* begin DATASET RECORDS *

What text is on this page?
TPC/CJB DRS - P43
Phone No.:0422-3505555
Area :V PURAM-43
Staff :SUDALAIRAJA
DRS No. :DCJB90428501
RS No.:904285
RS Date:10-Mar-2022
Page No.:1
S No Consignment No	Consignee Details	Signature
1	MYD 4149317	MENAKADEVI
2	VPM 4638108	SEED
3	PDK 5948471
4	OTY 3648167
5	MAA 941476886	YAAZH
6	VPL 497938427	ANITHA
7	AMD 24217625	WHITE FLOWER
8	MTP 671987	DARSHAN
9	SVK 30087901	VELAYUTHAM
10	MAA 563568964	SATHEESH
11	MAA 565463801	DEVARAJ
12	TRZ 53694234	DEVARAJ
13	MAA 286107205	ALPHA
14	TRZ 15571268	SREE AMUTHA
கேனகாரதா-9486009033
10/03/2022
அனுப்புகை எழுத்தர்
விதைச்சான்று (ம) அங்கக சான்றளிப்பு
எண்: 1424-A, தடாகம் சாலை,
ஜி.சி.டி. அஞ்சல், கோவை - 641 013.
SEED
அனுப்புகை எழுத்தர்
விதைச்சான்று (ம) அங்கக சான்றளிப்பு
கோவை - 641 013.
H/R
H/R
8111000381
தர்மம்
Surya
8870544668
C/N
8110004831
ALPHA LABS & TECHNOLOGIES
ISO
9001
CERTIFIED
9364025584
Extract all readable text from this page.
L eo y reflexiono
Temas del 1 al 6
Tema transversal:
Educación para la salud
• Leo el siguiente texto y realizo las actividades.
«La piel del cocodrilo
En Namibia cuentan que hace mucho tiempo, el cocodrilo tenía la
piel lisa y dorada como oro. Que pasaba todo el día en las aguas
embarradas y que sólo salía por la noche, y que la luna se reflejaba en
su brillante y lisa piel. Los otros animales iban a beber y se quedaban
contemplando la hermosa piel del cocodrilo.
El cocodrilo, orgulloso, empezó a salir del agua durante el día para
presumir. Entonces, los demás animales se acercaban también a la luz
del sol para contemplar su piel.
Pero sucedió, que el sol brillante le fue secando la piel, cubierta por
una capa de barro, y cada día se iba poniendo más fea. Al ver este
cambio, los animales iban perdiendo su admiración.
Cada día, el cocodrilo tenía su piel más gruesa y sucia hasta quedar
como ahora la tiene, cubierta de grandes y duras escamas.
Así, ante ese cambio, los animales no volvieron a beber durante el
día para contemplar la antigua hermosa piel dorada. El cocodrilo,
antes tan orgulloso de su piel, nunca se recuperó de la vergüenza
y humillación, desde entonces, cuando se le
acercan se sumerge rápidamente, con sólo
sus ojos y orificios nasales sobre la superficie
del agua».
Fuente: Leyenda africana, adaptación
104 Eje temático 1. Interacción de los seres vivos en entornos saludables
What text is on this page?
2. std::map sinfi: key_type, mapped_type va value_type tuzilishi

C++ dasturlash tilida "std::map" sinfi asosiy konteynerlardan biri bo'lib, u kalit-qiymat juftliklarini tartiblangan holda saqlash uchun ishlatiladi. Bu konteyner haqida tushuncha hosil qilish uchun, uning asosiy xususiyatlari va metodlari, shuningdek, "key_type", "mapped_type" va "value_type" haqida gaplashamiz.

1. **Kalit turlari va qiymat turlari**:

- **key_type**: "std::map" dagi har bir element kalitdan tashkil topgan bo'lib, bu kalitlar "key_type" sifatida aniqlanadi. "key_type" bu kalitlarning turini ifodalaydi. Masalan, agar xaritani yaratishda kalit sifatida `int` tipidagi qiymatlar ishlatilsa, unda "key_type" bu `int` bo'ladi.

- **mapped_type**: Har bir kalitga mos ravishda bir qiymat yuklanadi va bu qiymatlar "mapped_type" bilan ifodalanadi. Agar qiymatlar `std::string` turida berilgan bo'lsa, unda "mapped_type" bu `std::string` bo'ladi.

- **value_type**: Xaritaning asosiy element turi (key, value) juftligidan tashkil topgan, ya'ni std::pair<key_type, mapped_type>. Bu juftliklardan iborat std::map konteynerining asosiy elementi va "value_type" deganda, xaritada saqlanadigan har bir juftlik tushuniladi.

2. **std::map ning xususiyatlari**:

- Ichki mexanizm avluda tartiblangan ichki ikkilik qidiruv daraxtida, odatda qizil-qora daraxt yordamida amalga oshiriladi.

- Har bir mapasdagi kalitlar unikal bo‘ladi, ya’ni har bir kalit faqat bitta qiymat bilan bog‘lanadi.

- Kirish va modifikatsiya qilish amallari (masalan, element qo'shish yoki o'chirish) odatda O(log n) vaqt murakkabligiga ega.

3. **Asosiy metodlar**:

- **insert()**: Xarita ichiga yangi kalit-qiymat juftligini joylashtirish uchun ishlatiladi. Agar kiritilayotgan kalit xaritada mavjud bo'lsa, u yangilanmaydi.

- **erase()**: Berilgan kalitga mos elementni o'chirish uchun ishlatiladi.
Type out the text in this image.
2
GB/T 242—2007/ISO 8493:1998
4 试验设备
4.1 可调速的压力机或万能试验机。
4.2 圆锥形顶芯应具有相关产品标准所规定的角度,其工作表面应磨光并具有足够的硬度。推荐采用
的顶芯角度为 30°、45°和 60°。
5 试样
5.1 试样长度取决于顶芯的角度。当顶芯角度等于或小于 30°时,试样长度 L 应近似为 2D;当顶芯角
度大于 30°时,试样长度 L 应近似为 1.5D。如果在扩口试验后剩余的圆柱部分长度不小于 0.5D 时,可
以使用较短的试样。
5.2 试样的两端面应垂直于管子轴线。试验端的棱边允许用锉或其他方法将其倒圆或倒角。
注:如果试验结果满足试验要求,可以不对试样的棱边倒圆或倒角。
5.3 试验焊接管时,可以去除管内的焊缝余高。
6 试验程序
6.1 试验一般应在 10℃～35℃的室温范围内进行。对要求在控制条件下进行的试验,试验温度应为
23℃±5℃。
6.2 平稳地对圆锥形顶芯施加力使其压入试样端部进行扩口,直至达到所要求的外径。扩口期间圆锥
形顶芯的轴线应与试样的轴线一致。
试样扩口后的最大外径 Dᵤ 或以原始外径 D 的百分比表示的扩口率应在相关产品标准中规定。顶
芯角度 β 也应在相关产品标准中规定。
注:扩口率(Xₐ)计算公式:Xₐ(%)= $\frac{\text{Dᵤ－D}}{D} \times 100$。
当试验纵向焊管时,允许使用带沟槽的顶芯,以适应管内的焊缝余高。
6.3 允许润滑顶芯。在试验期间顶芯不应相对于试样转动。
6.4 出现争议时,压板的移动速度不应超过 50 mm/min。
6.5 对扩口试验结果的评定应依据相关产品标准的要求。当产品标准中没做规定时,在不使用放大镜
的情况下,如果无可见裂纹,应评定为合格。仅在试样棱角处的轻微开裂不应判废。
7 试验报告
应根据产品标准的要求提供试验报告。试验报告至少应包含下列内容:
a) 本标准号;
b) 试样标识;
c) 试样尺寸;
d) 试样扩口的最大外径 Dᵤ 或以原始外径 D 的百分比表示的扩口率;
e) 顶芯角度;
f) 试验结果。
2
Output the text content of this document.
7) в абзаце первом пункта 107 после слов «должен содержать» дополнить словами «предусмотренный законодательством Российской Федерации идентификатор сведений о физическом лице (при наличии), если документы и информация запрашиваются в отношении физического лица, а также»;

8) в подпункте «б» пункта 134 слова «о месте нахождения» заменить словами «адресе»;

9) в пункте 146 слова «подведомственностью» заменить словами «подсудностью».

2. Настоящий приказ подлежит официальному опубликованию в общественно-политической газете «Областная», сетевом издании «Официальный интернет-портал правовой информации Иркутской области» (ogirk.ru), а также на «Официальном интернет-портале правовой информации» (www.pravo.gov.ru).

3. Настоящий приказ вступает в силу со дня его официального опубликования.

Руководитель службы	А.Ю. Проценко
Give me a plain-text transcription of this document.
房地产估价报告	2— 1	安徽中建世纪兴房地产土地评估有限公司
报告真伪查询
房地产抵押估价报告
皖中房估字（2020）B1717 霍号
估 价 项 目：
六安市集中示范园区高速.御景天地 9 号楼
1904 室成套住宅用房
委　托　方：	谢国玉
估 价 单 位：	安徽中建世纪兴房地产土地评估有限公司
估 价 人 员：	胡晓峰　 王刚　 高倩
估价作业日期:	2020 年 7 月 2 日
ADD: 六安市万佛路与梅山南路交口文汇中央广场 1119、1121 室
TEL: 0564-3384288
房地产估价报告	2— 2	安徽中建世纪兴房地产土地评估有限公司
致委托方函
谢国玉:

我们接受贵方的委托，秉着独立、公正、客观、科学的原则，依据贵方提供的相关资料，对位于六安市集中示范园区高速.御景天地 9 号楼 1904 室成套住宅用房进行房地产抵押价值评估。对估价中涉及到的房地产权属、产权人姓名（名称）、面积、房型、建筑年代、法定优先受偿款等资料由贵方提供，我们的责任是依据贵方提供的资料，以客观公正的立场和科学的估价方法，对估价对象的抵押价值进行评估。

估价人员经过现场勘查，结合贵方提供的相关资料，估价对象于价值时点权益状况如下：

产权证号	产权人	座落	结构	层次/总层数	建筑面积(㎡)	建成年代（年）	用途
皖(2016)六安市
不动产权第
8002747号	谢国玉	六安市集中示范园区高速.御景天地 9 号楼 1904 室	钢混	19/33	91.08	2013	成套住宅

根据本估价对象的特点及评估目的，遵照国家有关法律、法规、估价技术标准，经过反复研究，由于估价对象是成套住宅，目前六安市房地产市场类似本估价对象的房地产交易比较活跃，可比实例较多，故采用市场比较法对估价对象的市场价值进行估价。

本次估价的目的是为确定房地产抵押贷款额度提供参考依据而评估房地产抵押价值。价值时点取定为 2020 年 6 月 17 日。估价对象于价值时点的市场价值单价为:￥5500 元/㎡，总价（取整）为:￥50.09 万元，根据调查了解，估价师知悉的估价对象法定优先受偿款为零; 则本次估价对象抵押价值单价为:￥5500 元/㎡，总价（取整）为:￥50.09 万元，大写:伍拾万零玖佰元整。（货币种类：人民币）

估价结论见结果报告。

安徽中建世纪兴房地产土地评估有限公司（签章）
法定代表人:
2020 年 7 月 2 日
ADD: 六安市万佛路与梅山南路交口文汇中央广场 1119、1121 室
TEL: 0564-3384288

* end DATASET RECORDS *

* [WHAT IS BEING ASKED] Select every line in the material above where the string "пункта" occurs, and copy it.

* [FULL ANSWER]
7) в абзаце первом пункта 107 после слов «должен содержать» дополнить словами «предусмотренный законодательством Российской Федерации идентификатор сведений о физическом лице (при наличии), если документы и информация запрашиваются в отношении физического лица, а также»;
8) в подпункте «б» пункта 134 слова «о месте нахождения» заменить словами «адресе»;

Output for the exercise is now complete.